- [Job] Copy out the data exactly, leaving the pictures behind.

- [Data listing]

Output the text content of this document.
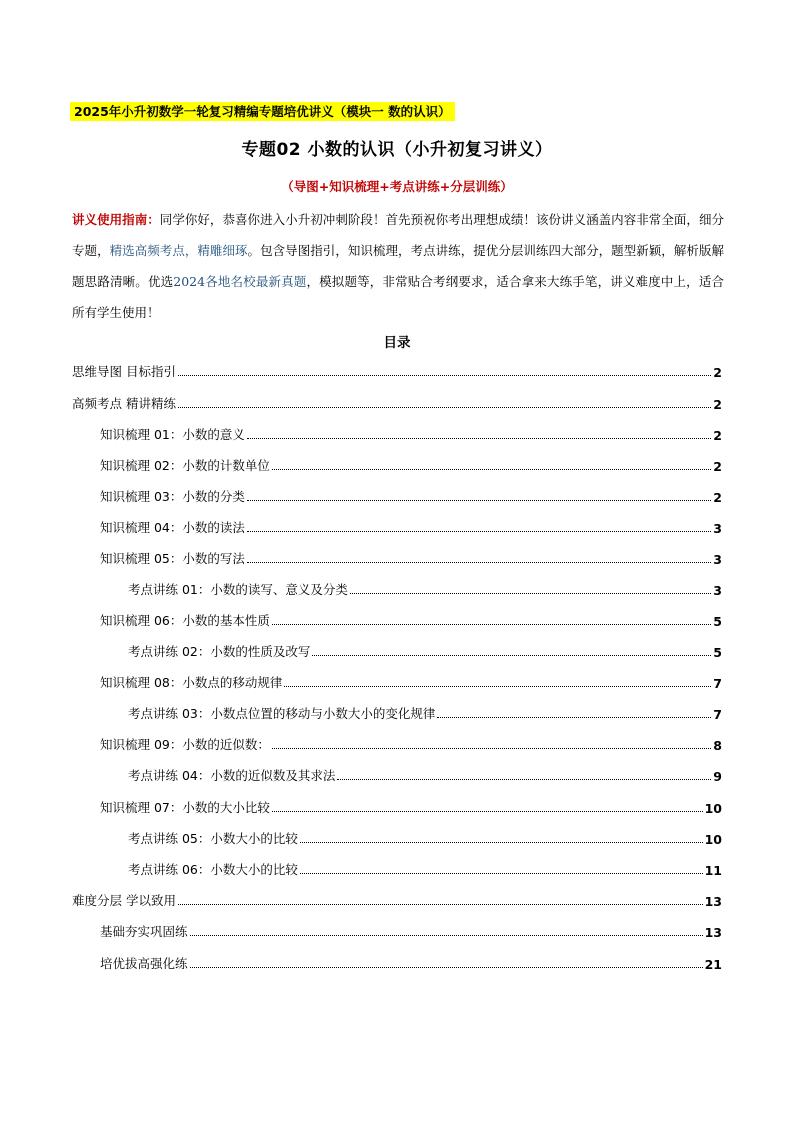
2025年小升初数学一轮复习精编专题培优讲义（模块一 数的认识）
专题02 小数的认识（小升初复习讲义）
（导图+知识梳理+考点讲练+分层训练）
讲义使用指南：同学你好，恭喜你进入小升初冲刺阶段！首先预祝你考出理想成绩！该份讲义涵盖内容非常全面，细分专题，精选高频考点，精雕细琢。包含导图指引，知识梳理，考点讲练，提优分层训练四大部分，题型新颖，解析版解题思路清晰。优选2024各地名校最新真题，模拟题等，非常贴合考纲要求，适合拿来大练手笔，讲义难度中上，适合所有学生使用！
目录
思维导图 目标指引	2
高频考点 精讲精练	2
知识梳理 01：小数的意义	2
知识梳理 02：小数的计数单位	2
知识梳理 03：小数的分类	2
知识梳理 04：小数的读法	3
知识梳理 05：小数的写法	3
考点讲练 01：小数的读写、意义及分类	3
知识梳理 06：小数的基本性质	5
考点讲练 02：小数的性质及改写	5
知识梳理 08：小数点的移动规律	7
考点讲练 03：小数点位置的移动与小数大小的变化规律	7
知识梳理 09：小数的近似数：	8
考点讲练 04：小数的近似数及其求法	9
知识梳理 07：小数的大小比较	10
考点讲练 05：小数大小的比较	10
考点讲练 06：小数大小的比较	11
难度分层 学以致用	13
基础夯实巩固练	13
培优拔高强化练	21
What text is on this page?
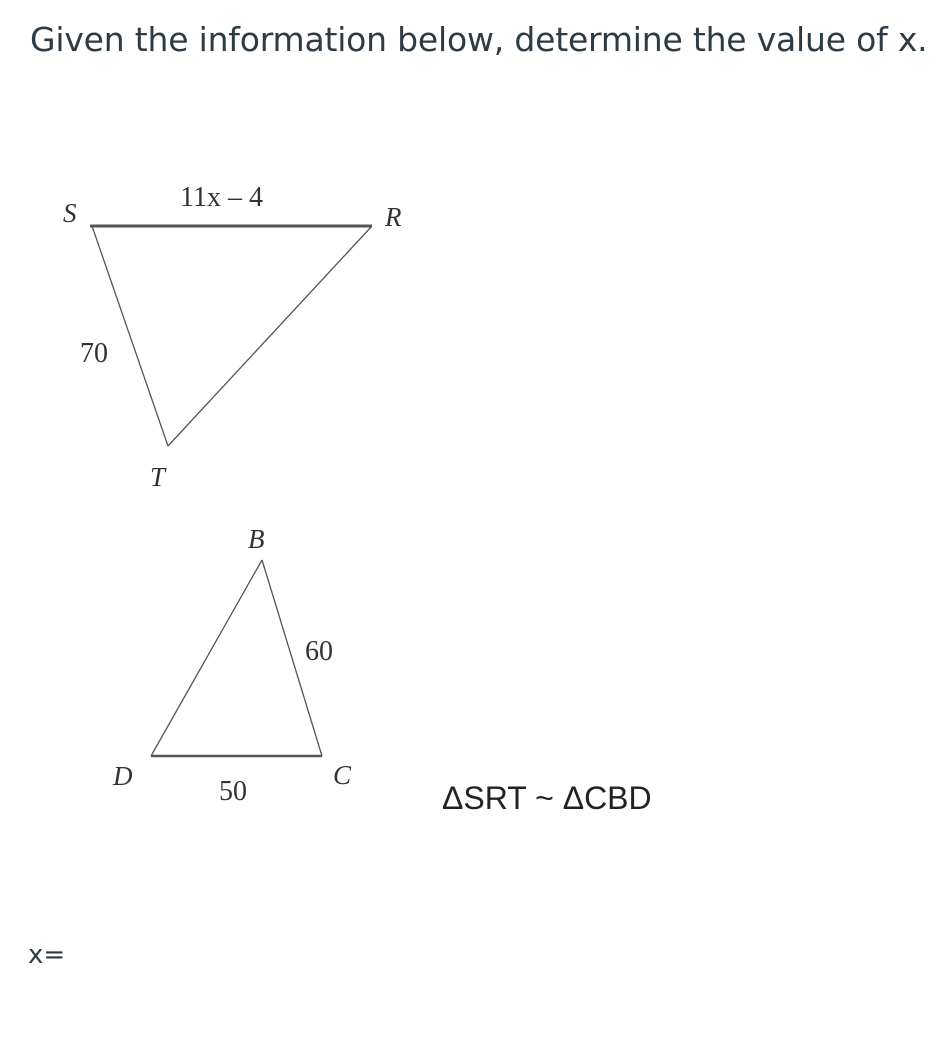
Given the information below, determine the value of x.
S	R
T
11x – 4
70
B
D	C
60
50	ΔSRT ~ ΔCBD
x=
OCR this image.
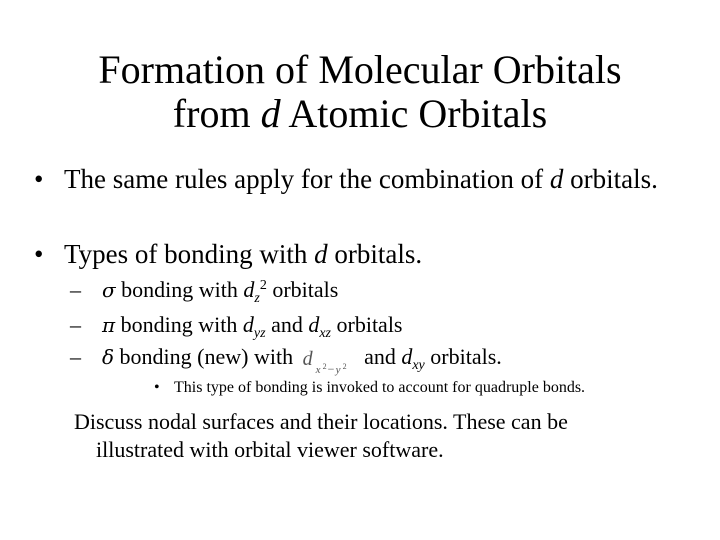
Formation of Molecular Orbitals
from d Atomic Orbitals
• The same rules apply for the combination of d orbitals.
• Types of bonding with d orbitals.
– σ bonding with $d_z^2$ orbitals
– π bonding with $d_{yz}$ and $d_{xz}$ orbitals
– δ bonding (new) with d x 2 − y 2 and $d_{xy}$ orbitals.
• This type of bonding is invoked to account for quadruple bonds.
Discuss nodal surfaces and their locations. These can be
illustrated with orbital viewer software.
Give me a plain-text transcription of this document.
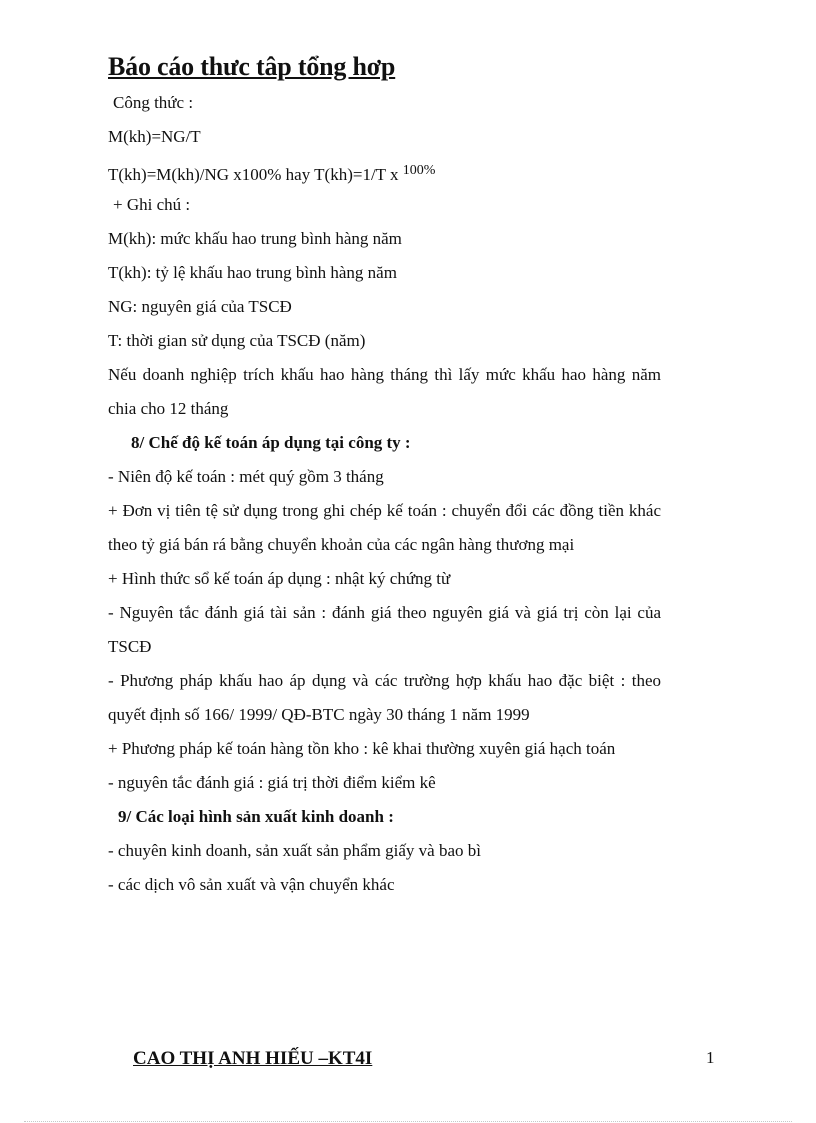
Báo cáo thưc tâp tổng hơp
Công thức :
M(kh)=NG/T
T(kh)=M(kh)/NG x100% hay T(kh)=1/T x $^{100\%}$
+ Ghi chú :
M(kh): mức khấu hao trung bình hàng năm
T(kh): tỷ lệ khấu hao trung bình hàng năm
NG: nguyên giá của TSCĐ
T: thời gian sử dụng của TSCĐ (năm)
Nếu doanh nghiệp trích khấu hao hàng tháng thì lấy mức khấu hao hàng năm chia cho 12 tháng
8/ Chế độ kế toán áp dụng tại công ty :
- Niên độ kế toán : mét quý gồm 3 tháng
+ Đơn vị tiên tệ sử dụng trong ghi chép kế toán : chuyển đổi các đồng tiền khác theo tỷ giá bán rá bằng chuyển khoản của các ngân hàng thương mại
+ Hình thức sổ kế toán áp dụng : nhật ký chứng từ
- Nguyên tắc đánh giá tài sản : đánh giá theo nguyên giá và giá trị còn lại của TSCĐ
- Phương pháp khấu hao áp dụng và các trường hợp khấu hao đặc biệt : theo quyết định số 166/ 1999/ QĐ-BTC ngày 30 tháng 1 năm 1999
+ Phương pháp kế toán hàng tồn kho : kê khai thường xuyên giá hạch toán
- nguyên tắc đánh giá : giá trị thời điểm kiểm kê
9/ Các loại hình sản xuất kinh doanh :
- chuyên kinh doanh, sản xuất sản phẩm giấy và bao bì
- các dịch vô sản xuất và vận chuyển khác
CAO THỊ ANH HIẾU –KT4I	1
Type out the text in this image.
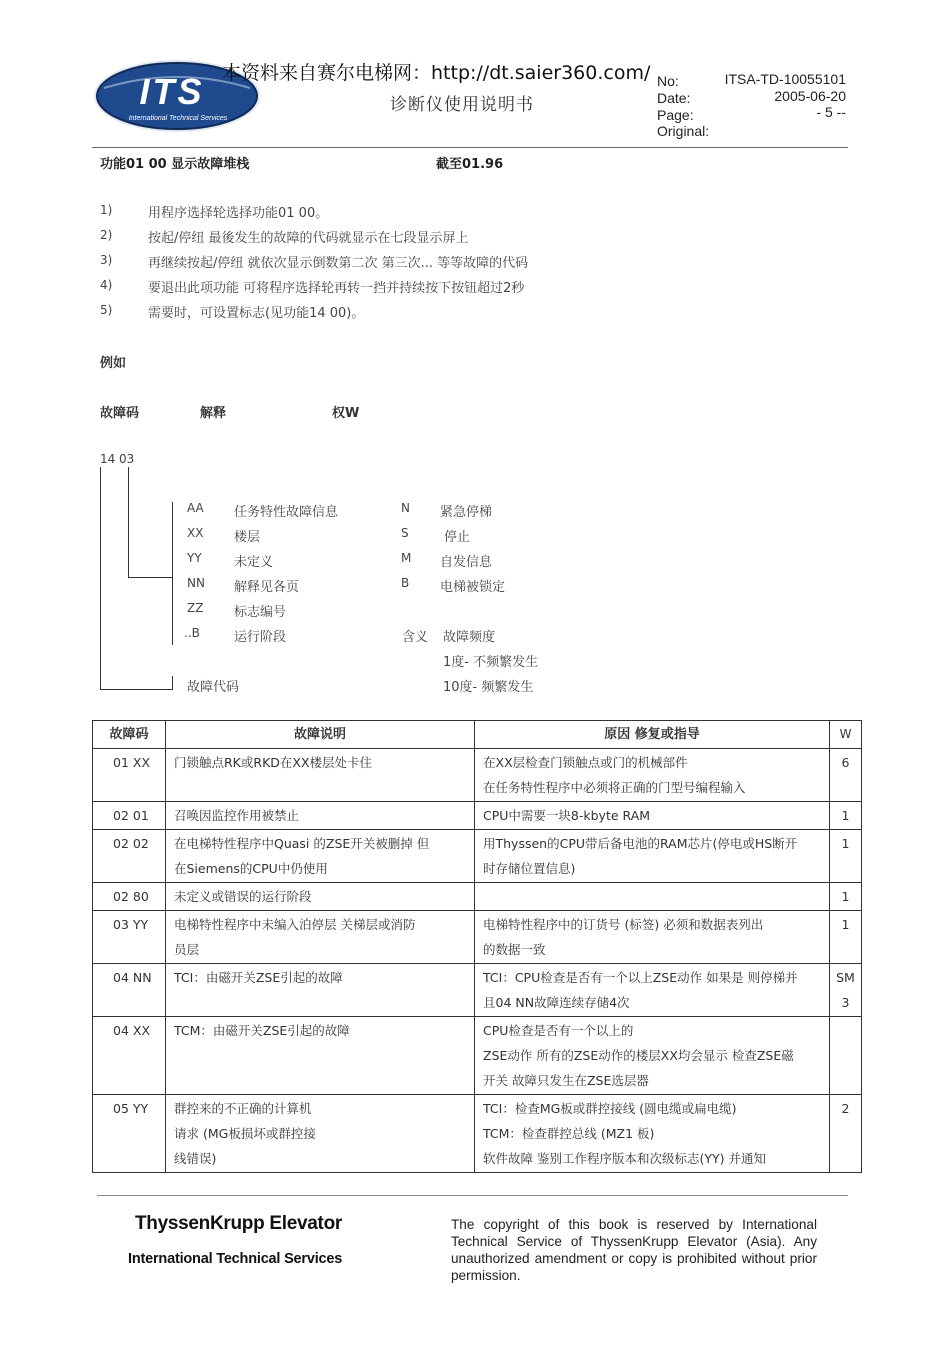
ITS
International Technical Services
本资料来自赛尔电梯网：http://dt.saier360.com/
诊断仪使用说明书
No:	ITSA-TD-10055101
Date:	2005-06-20
Page:	- 5 --
Original:
功能01 00 显示故障堆栈	截至01.96
1)	用程序选择轮选择功能01 00。
2)	按起/停纽 最後发生的故障的代码就显示在七段显示屏上
3)	再继续按起/停纽 就依次显示倒数第二次 第三次... 等等故障的代码
4)	要退出此项功能 可将程序选择轮再转一挡并持续按下按钮超过2秒
5)	需要时，可设置标志(见功能14 00)。
例如
故障码	解释	权W
14 03
AA 任务特性故障信息
XX 楼层
YY 未定义
NN 解释见各页
ZZ 标志编号
..B	运行阶段
N 紧急停梯
S	停止
M 自发信息
B 电梯被锁定
含义 故障频度
1度- 不频繁发生
故障代码	10度- 频繁发生
故障码	故障说明	原因 修复或指导	W
01 XX	门锁触点RK或RKD在XX楼层处卡住	在XX层检查门锁触点或门的机械部件
在任务特性程序中必须将正确的门型号编程输入	6

02 01	召唤因监控作用被禁止	CPU中需要一块8-kbyte RAM	1

02 02	在电梯特性程序中Quasi 的ZSE开关被删掉 但
在Siemens的CPU中仍使用	用Thyssen的CPU带后备电池的RAM芯片(停电或HS断开
时存储位置信息)	1

02 80	未定义或错误的运行阶段		1

03 YY	电梯特性程序中未编入泊停层 关梯层或消防
员层	电梯特性程序中的订货号 (标签) 必须和数据表列出
的数据一致	1

04 NN	TCI：由磁开关ZSE引起的故障	TCI：CPU检查是否有一个以上ZSE动作 如果是 则停梯并
且04 NN故障连续存储4次	SM
3

04 XX	TCM：由磁开关ZSE引起的故障	CPU检查是否有一个以上的
ZSE动作 所有的ZSE动作的楼层XX均会显示 检查ZSE磁
开关 故障只发生在ZSE选层器	

05 YY	群控来的不正确的计算机
请求 (MG板损坏或群控接
线错误)	TCI：检查MG板或群控接线 (圆电缆或扁电缆)
TCM：检查群控总线 (MZ1 板)
软件故障 鉴别工作程序版本和次级标志(YY) 并通知	2
ThyssenKrupp Elevator
International Technical Services
The copyright of this book is reserved by International Technical Service of ThyssenKrupp Elevator (Asia). Any unauthorized amendment or copy is prohibited without prior permission.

- [Answer for this exercise]
Output the text content of this document.
2025年小升初数学一轮复习精编专题培优讲义（模块一 数的认识）
专题02 小数的认识（小升初复习讲义）
（导图+知识梳理+考点讲练+分层训练）
讲义使用指南：同学你好，恭喜你进入小升初冲刺阶段！首先预祝你考出理想成绩！该份讲义涵盖内容非常全面，细分专题，精选高频考点，精雕细琢。包含导图指引，知识梳理，考点讲练，提优分层训练四大部分，题型新颖，解析版解题思路清晰。优选2024各地名校最新真题，模拟题等，非常贴合考纲要求，适合拿来大练手笔，讲义难度中上，适合所有学生使用！
目录
思维导图 目标指引	2
高频考点 精讲精练	2
知识梳理 01：小数的意义	2
知识梳理 02：小数的计数单位	2
知识梳理 03：小数的分类	2
知识梳理 04：小数的读法	3
知识梳理 05：小数的写法	3
考点讲练 01：小数的读写、意义及分类	3
知识梳理 06：小数的基本性质	5
考点讲练 02：小数的性质及改写	5
知识梳理 08：小数点的移动规律	7
考点讲练 03：小数点位置的移动与小数大小的变化规律	7
知识梳理 09：小数的近似数：	8
考点讲练 04：小数的近似数及其求法	9
知识梳理 07：小数的大小比较	10
考点讲练 05：小数大小的比较	10
考点讲练 06：小数大小的比较	11
难度分层 学以致用	13
基础夯实巩固练	13
培优拔高强化练	21
What text is on this page?
Given the information below, determine the value of x.
S	R
T
11x – 4
70
B
D	C
60
50	ΔSRT ~ ΔCBD
x=
OCR this image.
Formation of Molecular Orbitals
from d Atomic Orbitals
• The same rules apply for the combination of d orbitals.
• Types of bonding with d orbitals.
– σ bonding with $d_z^2$ orbitals
– π bonding with $d_{yz}$ and $d_{xz}$ orbitals
– δ bonding (new) with d x 2 − y 2 and $d_{xy}$ orbitals.
• This type of bonding is invoked to account for quadruple bonds.
Discuss nodal surfaces and their locations. These can be
illustrated with orbital viewer software.
Give me a plain-text transcription of this document.
Báo cáo thưc tâp tổng hơp
Công thức :
M(kh)=NG/T
T(kh)=M(kh)/NG x100% hay T(kh)=1/T x $^{100\%}$
+ Ghi chú :
M(kh): mức khấu hao trung bình hàng năm
T(kh): tỷ lệ khấu hao trung bình hàng năm
NG: nguyên giá của TSCĐ
T: thời gian sử dụng của TSCĐ (năm)
Nếu doanh nghiệp trích khấu hao hàng tháng thì lấy mức khấu hao hàng năm chia cho 12 tháng
8/ Chế độ kế toán áp dụng tại công ty :
- Niên độ kế toán : mét quý gồm 3 tháng
+ Đơn vị tiên tệ sử dụng trong ghi chép kế toán : chuyển đổi các đồng tiền khác theo tỷ giá bán rá bằng chuyển khoản của các ngân hàng thương mại
+ Hình thức sổ kế toán áp dụng : nhật ký chứng từ
- Nguyên tắc đánh giá tài sản : đánh giá theo nguyên giá và giá trị còn lại của TSCĐ
- Phương pháp khấu hao áp dụng và các trường hợp khấu hao đặc biệt : theo quyết định số 166/ 1999/ QĐ-BTC ngày 30 tháng 1 năm 1999
+ Phương pháp kế toán hàng tồn kho : kê khai thường xuyên giá hạch toán
- nguyên tắc đánh giá : giá trị thời điểm kiểm kê
9/ Các loại hình sản xuất kinh doanh :
- chuyên kinh doanh, sản xuất sản phẩm giấy và bao bì
- các dịch vô sản xuất và vận chuyển khác
CAO THỊ ANH HIẾU –KT4I	1
Type out the text in this image.
ITS
International Technical Services
本资料来自赛尔电梯网：http://dt.saier360.com/
诊断仪使用说明书
No:	ITSA-TD-10055101
Date:	2005-06-20
Page:	- 5 --
Original:
功能01 00 显示故障堆栈	截至01.96
1)	用程序选择轮选择功能01 00。
2)	按起/停纽 最後发生的故障的代码就显示在七段显示屏上
3)	再继续按起/停纽 就依次显示倒数第二次 第三次... 等等故障的代码
4)	要退出此项功能 可将程序选择轮再转一挡并持续按下按钮超过2秒
5)	需要时，可设置标志(见功能14 00)。
例如
故障码	解释	权W
14 03
AA 任务特性故障信息
XX 楼层
YY 未定义
NN 解释见各页
ZZ 标志编号
..B	运行阶段
N 紧急停梯
S	停止
M 自发信息
B 电梯被锁定
含义 故障频度
1度- 不频繁发生
故障代码	10度- 频繁发生
故障码	故障说明	原因 修复或指导	W
01 XX	门锁触点RK或RKD在XX楼层处卡住	在XX层检查门锁触点或门的机械部件
在任务特性程序中必须将正确的门型号编程输入	6

02 01	召唤因监控作用被禁止	CPU中需要一块8-kbyte RAM	1

02 02	在电梯特性程序中Quasi 的ZSE开关被删掉 但
在Siemens的CPU中仍使用	用Thyssen的CPU带后备电池的RAM芯片(停电或HS断开
时存储位置信息)	1

02 80	未定义或错误的运行阶段		1

03 YY	电梯特性程序中未编入泊停层 关梯层或消防
员层	电梯特性程序中的订货号 (标签) 必须和数据表列出
的数据一致	1

04 NN	TCI：由磁开关ZSE引起的故障	TCI：CPU检查是否有一个以上ZSE动作 如果是 则停梯并
且04 NN故障连续存储4次	SM
3

04 XX	TCM：由磁开关ZSE引起的故障	CPU检查是否有一个以上的
ZSE动作 所有的ZSE动作的楼层XX均会显示 检查ZSE磁
开关 故障只发生在ZSE选层器	

05 YY	群控来的不正确的计算机
请求 (MG板损坏或群控接
线错误)	TCI：检查MG板或群控接线 (圆电缆或扁电缆)
TCM：检查群控总线 (MZ1 板)
软件故障 鉴别工作程序版本和次级标志(YY) 并通知	2
ThyssenKrupp Elevator
International Technical Services
The copyright of this book is reserved by International Technical Service of ThyssenKrupp Elevator (Asia). Any unauthorized amendment or copy is prohibited without prior permission.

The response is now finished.